### Fonte
Ma non solo: abbiamo modo di saggiare un esempio del cosiddetto “test di Turing”, un complesso esame relativo alla possibilità di stabilire se un computer sia in grado di pensare o meno (sto naturalmente sintetizzando ai minimi termini). All’interno del primo flashback ne abbiamo un altro dove veniamo a conoscenza della giovinezza dello scienziato, il suo essere diverso (probabilmente aspergeriano), il rifiuto della violenza e le strategie per opporvisi, la relazione di amicizia che diventa amore verso il suo unico amico di college, Christopher appunto (un vero arbitrio melodrammatico questo, abbastanza imperdonabile).

Una sceneggiatura di indubbia abilità, che tiene desta l’attenzione e che si avvale di una curatissima messinscena e di interpretazioni impeccabili. Prima tra tutte quella di Benedict Cumberbacht, nel ruolo del protagonista.
Cumberbacht, noto da noi soprattutto come protagonista della serie “Sherlock”, adattamento modernizzato del personaggio di Conan Doyle, è un eccellente attore e, fatalità, discendente al 17mo grado di Turing.

Accanto a lui una delle stelle al femminile del cinema odierno, Keira Knightley, che impersona Joan Clarke, assistente dello scienziato, selezionata attraverso un test pubblicato sul Times, un cruciverba e, inoltre, alter ego del genio; chiave di volta per un timido coming out e un confronto col femminile, che lo rende cosciente sia dei vantaggi della diversità (in generale) sia sulla possibilità di un piano più alto nelle relazioni tra persone.

### Estratto del materiale

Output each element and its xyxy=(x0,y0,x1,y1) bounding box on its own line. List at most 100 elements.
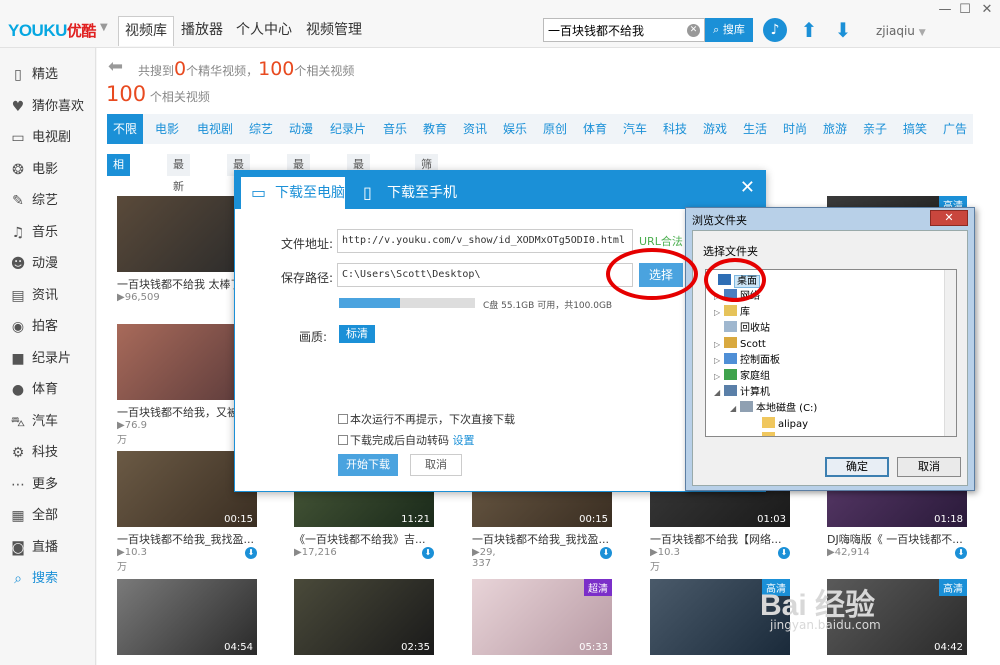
category-item[interactable]: 科技 xyxy=(657,114,693,144)
category-item[interactable]: 综艺 xyxy=(243,114,279,144)
sidebar-item-cars[interactable]: ⛍ 汽车 xyxy=(0,407,96,437)
video-title[interactable]: 一百块钱都不给我_我找盈... xyxy=(117,531,267,547)
video-title[interactable]: 一百块钱都不给我_我找盈... xyxy=(472,531,622,547)
no-prompt-checkbox[interactable] xyxy=(338,414,348,424)
sidebar-item-featured[interactable]: ▯ 精选 xyxy=(0,60,96,90)
category-item[interactable]: 音乐 xyxy=(377,114,413,144)
category-item[interactable]: 纪录片 xyxy=(325,114,371,144)
category-item[interactable]: 娱乐 xyxy=(497,114,533,144)
tab-download-to-pc[interactable]: ▭ 下载至电脑 xyxy=(241,177,345,209)
sidebar-item-anime[interactable]: ☻ 动漫 xyxy=(0,249,96,279)
video-title[interactable]: DJ嗨嗨版《 一百块钱都不... xyxy=(827,531,977,547)
sidebar-item-live[interactable]: ◙ 直播 xyxy=(0,533,96,563)
video-thumbnail[interactable]: 超清 05:33 xyxy=(472,579,612,655)
tab-download-to-phone[interactable]: ▯ 下载至手机 xyxy=(353,177,457,209)
sidebar-item-news[interactable]: ▤ 资讯 xyxy=(0,281,96,311)
category-item[interactable]: 资讯 xyxy=(457,114,493,144)
category-item[interactable]: 教育 xyxy=(417,114,453,144)
category-item[interactable]: 时尚 xyxy=(777,114,813,144)
minimize-icon[interactable]: — xyxy=(936,2,954,18)
category-item[interactable]: 搞笑 xyxy=(897,114,933,144)
tab-player[interactable]: 播放器 xyxy=(175,16,229,46)
tab-video-library[interactable]: 视频库 xyxy=(118,16,174,46)
sidebar-item-more[interactable]: ⋯ 更多 xyxy=(0,470,96,500)
video-thumbnail[interactable]: 02:35 xyxy=(294,579,434,655)
chevron-down-icon[interactable]: ▼ xyxy=(100,22,108,33)
sidebar-item-sports[interactable]: ● 体育 xyxy=(0,375,96,405)
category-item[interactable]: 电影 xyxy=(149,114,185,144)
tab-personal-center[interactable]: 个人中心 xyxy=(230,16,298,46)
category-item[interactable]: 游戏 xyxy=(697,114,733,144)
tree-node-recycle-bin[interactable]: 回收站 xyxy=(714,321,770,336)
expander[interactable]: ▷ xyxy=(714,353,724,368)
ok-button[interactable]: 确定 xyxy=(825,457,889,477)
cancel-button[interactable]: 取消 xyxy=(410,454,462,476)
sidebar-item-music[interactable]: ♫ 音乐 xyxy=(0,218,96,248)
save-path-field[interactable]: C:\Users\Scott\Desktop\ xyxy=(337,263,633,287)
username[interactable]: zjiaqiu ▼ xyxy=(876,24,926,38)
clock-icon[interactable]: ♪ xyxy=(763,18,787,42)
sidebar-item-paike[interactable]: ◉ 拍客 xyxy=(0,312,96,342)
settings-link[interactable]: 设置 xyxy=(453,434,475,447)
category-item[interactable]: 不限 xyxy=(107,114,143,144)
tree-node-local-disk[interactable]: ◢ 本地磁盘 (C:) xyxy=(730,401,817,416)
category-item[interactable]: 亲子 xyxy=(857,114,893,144)
tree-node-control-panel[interactable]: ▷ 控制面板 xyxy=(714,353,780,368)
download-icon[interactable]: ⬇ xyxy=(600,547,612,559)
video-title[interactable]: 一百块钱都不给我【网络... xyxy=(650,531,800,547)
no-prompt-option[interactable]: 本次运行不再提示，下次直接下载 xyxy=(338,411,515,427)
expander[interactable]: ◢ xyxy=(730,401,740,416)
sidebar-item-variety[interactable]: ✎ 综艺 xyxy=(0,186,96,216)
sidebar-item-tech[interactable]: ⚙ 科技 xyxy=(0,438,96,468)
tree-node-library[interactable]: ▷ 库 xyxy=(714,305,750,320)
tree-node-user[interactable]: ▷ Scott xyxy=(714,337,766,352)
category-item[interactable]: 动漫 xyxy=(283,114,319,144)
expander[interactable]: ▷ xyxy=(714,305,724,320)
sidebar-item-all[interactable]: ▦ 全部 xyxy=(0,501,96,531)
tree-node-homegroup[interactable]: ▷ 家庭组 xyxy=(714,369,770,384)
sidebar-item-recommended[interactable]: ♥ 猜你喜欢 xyxy=(0,92,96,122)
category-item[interactable]: 旅游 xyxy=(817,114,853,144)
auto-convert-checkbox[interactable] xyxy=(338,435,348,445)
tree-node-computer[interactable]: ◢ 计算机 xyxy=(714,385,770,400)
download-icon[interactable]: ⬇ xyxy=(245,547,257,559)
sidebar-item-movies[interactable]: ❂ 电影 xyxy=(0,155,96,185)
back-arrow-icon[interactable]: ⬅ xyxy=(108,56,123,77)
category-item[interactable]: 体育 xyxy=(577,114,613,144)
category-item[interactable]: 电视剧 xyxy=(193,114,237,144)
auto-convert-option[interactable]: 下载完成后自动转码 设置 xyxy=(338,432,475,448)
category-item[interactable]: 广告 xyxy=(937,114,973,144)
upload-icon[interactable]: ⬆ xyxy=(797,18,821,42)
tree-scrollbar[interactable] xyxy=(944,270,956,436)
category-item[interactable]: 汽车 xyxy=(617,114,653,144)
tab-video-management[interactable]: 视频管理 xyxy=(300,16,368,46)
download-icon[interactable]: ⬇ xyxy=(422,547,434,559)
search-input[interactable] xyxy=(544,19,682,41)
sidebar-item-documentary[interactable]: ■ 纪录片 xyxy=(0,344,96,374)
url-field[interactable]: http://v.youku.com/v_show/id_XODMxOTg5OD… xyxy=(337,229,633,253)
sort-newest[interactable]: 最新发布 xyxy=(167,154,190,237)
category-item[interactable]: 生活 xyxy=(737,114,773,144)
maximize-icon[interactable]: ☐ xyxy=(956,2,974,18)
download-icon[interactable]: ⬇ xyxy=(831,18,855,42)
close-icon[interactable]: ✕ xyxy=(740,177,755,198)
sidebar-item-search[interactable]: ⌕ 搜索 xyxy=(0,564,96,594)
tree-node-folder[interactable]: ... xyxy=(752,432,788,436)
video-title[interactable]: 《一百块钱都不给我》吉... xyxy=(294,531,444,547)
expander[interactable]: ◢ xyxy=(714,385,724,400)
category-item[interactable]: 原创 xyxy=(537,114,573,144)
sort-relevance[interactable]: 相关程度 xyxy=(107,154,130,237)
search-button[interactable]: ⌕ 搜库 xyxy=(705,18,753,42)
close-icon[interactable]: ✕ xyxy=(930,210,968,226)
quality-option[interactable]: 标清 xyxy=(339,325,375,343)
expander[interactable]: ▷ xyxy=(714,369,724,384)
expander[interactable]: ▷ xyxy=(714,337,724,352)
cancel-button[interactable]: 取消 xyxy=(897,457,961,477)
tree-node-alipay[interactable]: alipay xyxy=(752,417,808,432)
download-icon[interactable]: ⬇ xyxy=(778,547,790,559)
start-download-button[interactable]: 开始下载 xyxy=(338,454,398,476)
clear-icon[interactable]: ✕ xyxy=(687,24,700,37)
video-thumbnail[interactable]: 04:54 xyxy=(117,579,257,655)
close-icon[interactable]: ✕ xyxy=(978,2,996,18)
sidebar-item-tv-series[interactable]: ▭ 电视剧 xyxy=(0,123,96,153)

### Il compito
Scrivi il seguito della recensione del film su Turing, ripartendo subito dopo l'ultima frase riportata.

### Svolgimento
Il film tratta materia complessa e ricca di svolte sicuramente avventurose, sebbene sia ambientato per gran parte in una baracca dove cinque cervelloni cercano di risolvere il crittogramma più difficile del mondo; la scelta narrativa si affida al richiamo (non sempre corretto) delle emozioni dello spettatore. Usa i mezzi del (melo)dramma per coinvolgerci e provare empatia per una persona che certamente qualche problema di empatia ce l’ha avuto.

Pur con misura non si nega né di inscenare un genio stravagante, fuori dagli schemi e dai sentimenti, anche se la sua apparente sordità emotiva ha più di una ragion d’essere per l’esito della missione. Siamo in un prodotto di volgarizzazione che dà un colpo al cerchio e uno alla botte: da un lato si cerca il rigore, dall’altro lo si rimpolpa con gli effetti drammatici e compassionevoli, riducendo la complessità delle cose avvenute con i trucchio della suspense..

Il fine può giustificare i mezzi: probabilmente qualcuno andrà ad approfondire la figura di Turing e scoprirà che il suo “oggi” è disseminato delle tracce della sua esistenza e si avranno degli imput in più per allargare la propria comprensione del “diverso” nel pensiero e nelle scelte di vita. E proprio per questi motivi il film non va rigettano ma nemmeno osannato.

THE IMITATION GAME (2014)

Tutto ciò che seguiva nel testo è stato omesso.